- [WHAT TO WORK ON]:
Search the listing below for the string "Presale" and copy every line where it occurs.
★ ★ ★ ★ ★
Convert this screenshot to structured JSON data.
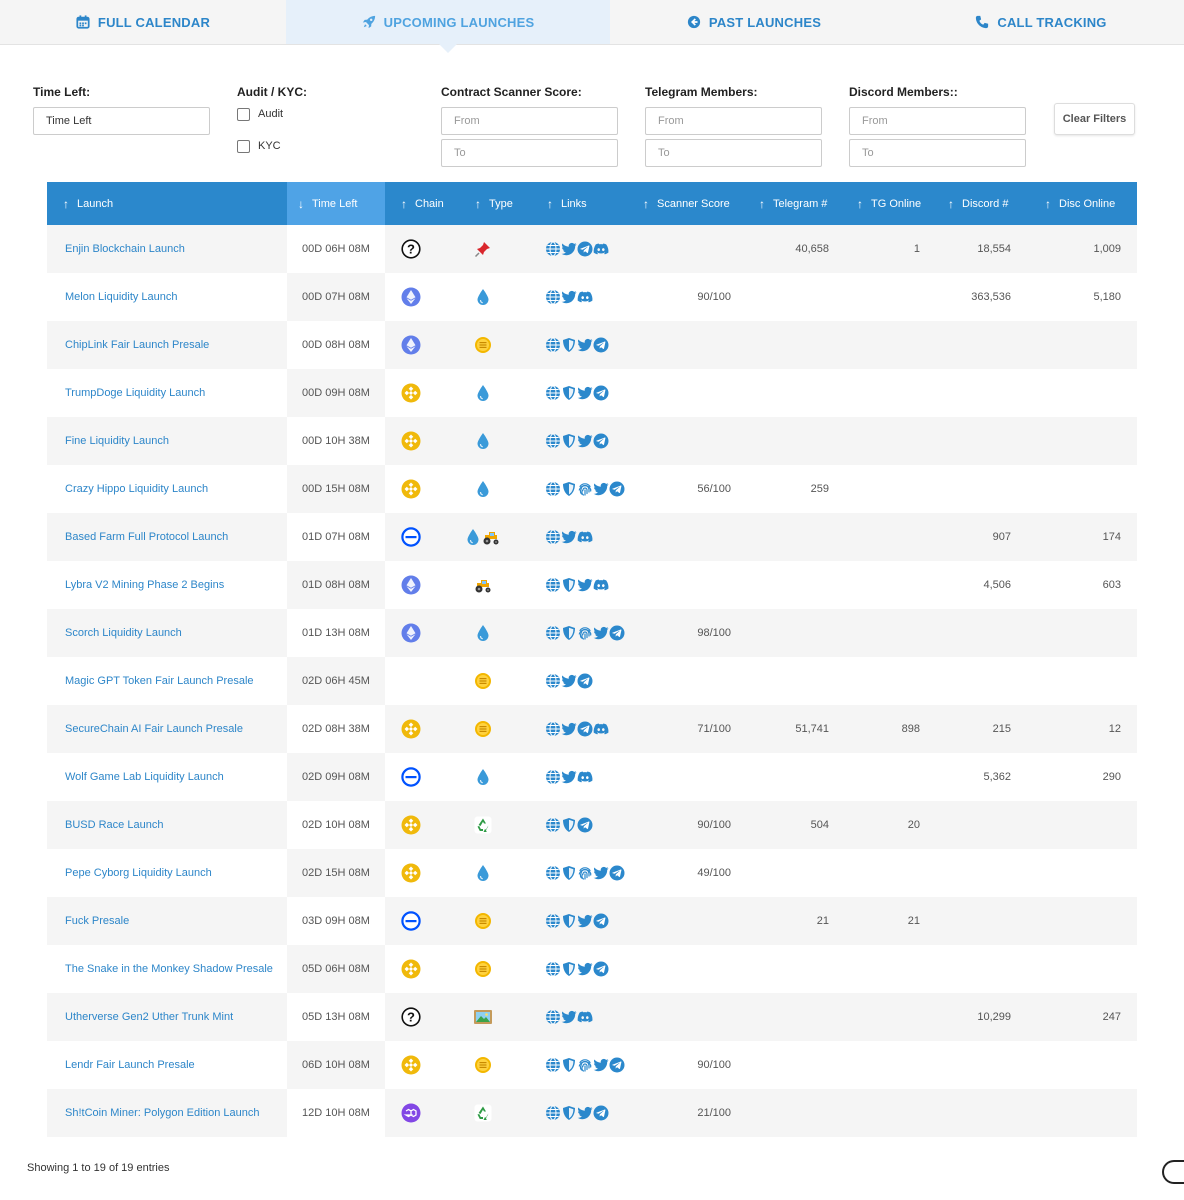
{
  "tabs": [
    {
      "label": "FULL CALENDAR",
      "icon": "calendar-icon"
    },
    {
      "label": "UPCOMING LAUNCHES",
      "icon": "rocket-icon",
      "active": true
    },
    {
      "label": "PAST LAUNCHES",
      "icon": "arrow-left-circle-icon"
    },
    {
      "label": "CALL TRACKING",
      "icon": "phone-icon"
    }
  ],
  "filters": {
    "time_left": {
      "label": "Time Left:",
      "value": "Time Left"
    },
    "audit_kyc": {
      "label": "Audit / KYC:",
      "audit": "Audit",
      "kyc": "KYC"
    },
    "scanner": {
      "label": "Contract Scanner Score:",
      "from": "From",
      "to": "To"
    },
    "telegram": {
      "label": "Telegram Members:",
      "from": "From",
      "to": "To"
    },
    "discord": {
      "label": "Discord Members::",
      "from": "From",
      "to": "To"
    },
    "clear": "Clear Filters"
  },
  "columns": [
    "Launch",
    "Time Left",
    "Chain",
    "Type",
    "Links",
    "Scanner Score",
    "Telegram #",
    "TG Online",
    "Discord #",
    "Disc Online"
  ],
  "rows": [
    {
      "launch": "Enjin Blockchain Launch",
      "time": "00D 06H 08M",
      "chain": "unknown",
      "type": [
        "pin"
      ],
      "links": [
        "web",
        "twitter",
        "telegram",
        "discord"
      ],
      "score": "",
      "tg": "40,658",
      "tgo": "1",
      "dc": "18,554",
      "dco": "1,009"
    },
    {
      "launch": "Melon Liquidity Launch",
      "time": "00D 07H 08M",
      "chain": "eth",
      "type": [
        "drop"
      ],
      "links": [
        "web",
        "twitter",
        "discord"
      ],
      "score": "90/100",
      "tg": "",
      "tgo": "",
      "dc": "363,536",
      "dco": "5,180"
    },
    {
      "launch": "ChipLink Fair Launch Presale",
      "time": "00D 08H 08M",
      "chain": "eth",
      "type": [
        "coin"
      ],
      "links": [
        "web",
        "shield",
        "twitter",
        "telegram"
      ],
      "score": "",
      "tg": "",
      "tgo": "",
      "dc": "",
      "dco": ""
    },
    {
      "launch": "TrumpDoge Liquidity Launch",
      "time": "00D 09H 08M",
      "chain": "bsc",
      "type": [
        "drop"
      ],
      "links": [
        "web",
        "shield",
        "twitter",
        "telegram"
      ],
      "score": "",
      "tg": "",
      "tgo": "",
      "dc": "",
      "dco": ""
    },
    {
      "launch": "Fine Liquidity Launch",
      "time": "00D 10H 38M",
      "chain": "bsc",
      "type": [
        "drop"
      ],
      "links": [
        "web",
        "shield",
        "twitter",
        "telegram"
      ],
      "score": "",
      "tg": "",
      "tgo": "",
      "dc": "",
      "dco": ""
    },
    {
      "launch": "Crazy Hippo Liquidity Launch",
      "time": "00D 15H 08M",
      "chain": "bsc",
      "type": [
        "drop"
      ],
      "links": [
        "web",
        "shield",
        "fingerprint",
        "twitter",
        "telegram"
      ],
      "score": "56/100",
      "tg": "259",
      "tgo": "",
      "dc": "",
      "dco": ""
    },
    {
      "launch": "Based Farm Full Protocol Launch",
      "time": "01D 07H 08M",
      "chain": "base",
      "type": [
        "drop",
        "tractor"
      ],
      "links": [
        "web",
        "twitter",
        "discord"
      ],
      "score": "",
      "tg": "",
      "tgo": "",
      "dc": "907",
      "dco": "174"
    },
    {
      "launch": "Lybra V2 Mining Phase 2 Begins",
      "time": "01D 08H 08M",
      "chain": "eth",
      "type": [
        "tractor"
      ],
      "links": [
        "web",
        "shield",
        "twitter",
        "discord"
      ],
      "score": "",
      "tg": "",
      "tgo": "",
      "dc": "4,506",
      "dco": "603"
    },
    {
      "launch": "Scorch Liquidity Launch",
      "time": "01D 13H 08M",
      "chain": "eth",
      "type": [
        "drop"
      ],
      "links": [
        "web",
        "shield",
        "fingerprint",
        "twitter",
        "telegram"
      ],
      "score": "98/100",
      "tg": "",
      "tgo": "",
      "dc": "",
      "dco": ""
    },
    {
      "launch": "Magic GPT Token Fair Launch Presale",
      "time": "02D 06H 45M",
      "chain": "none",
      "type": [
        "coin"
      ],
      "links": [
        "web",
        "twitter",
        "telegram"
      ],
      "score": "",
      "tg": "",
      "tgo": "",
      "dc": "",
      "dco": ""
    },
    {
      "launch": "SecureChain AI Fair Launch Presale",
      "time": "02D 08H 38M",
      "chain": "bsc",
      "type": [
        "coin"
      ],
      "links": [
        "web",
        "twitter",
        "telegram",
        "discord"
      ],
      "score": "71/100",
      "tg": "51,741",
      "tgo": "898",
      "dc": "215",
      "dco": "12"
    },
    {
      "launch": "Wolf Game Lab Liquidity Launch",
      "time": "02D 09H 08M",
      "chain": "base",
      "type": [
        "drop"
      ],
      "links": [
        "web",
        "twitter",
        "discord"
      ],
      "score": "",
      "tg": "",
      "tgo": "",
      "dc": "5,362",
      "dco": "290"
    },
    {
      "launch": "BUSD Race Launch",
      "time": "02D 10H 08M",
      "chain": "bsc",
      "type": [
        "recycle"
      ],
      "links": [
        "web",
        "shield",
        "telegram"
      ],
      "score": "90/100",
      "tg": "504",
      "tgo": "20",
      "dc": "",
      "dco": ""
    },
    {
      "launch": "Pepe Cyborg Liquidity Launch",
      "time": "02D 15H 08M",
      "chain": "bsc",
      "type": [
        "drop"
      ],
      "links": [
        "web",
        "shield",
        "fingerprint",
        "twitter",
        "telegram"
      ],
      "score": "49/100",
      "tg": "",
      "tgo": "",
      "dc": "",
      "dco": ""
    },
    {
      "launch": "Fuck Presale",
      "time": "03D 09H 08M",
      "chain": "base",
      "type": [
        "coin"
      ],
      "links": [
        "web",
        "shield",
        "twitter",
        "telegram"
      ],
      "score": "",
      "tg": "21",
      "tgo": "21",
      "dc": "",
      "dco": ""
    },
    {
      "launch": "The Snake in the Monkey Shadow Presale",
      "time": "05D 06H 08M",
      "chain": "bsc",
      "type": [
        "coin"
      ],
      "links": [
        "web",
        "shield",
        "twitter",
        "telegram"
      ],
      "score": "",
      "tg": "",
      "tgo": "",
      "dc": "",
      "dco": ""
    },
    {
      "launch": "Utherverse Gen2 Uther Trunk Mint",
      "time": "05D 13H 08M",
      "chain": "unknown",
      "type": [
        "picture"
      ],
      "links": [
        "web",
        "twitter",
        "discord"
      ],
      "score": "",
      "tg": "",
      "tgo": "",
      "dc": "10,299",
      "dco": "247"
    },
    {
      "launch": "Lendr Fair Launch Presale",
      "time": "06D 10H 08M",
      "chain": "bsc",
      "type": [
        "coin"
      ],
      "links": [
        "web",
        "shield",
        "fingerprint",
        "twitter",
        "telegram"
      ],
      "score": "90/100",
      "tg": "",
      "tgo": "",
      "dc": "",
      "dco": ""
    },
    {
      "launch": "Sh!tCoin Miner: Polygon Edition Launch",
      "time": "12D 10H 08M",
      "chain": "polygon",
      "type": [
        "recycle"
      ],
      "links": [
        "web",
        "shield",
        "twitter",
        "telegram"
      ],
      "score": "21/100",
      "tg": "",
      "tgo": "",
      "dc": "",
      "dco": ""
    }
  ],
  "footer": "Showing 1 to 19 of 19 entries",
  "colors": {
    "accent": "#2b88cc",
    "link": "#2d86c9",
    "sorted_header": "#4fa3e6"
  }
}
★ ★ ★ ★ ★
- [SOLUTION BELOW]:
      "launch": "ChipLink Fair Launch Presale",
      "launch": "Magic GPT Token Fair Launch Presale",
      "launch": "SecureChain AI Fair Launch Presale",
      "launch": "Fuck Presale",
      "launch": "The Snake in the Monkey Shadow Presale",
      "launch": "Lendr Fair Launch Presale",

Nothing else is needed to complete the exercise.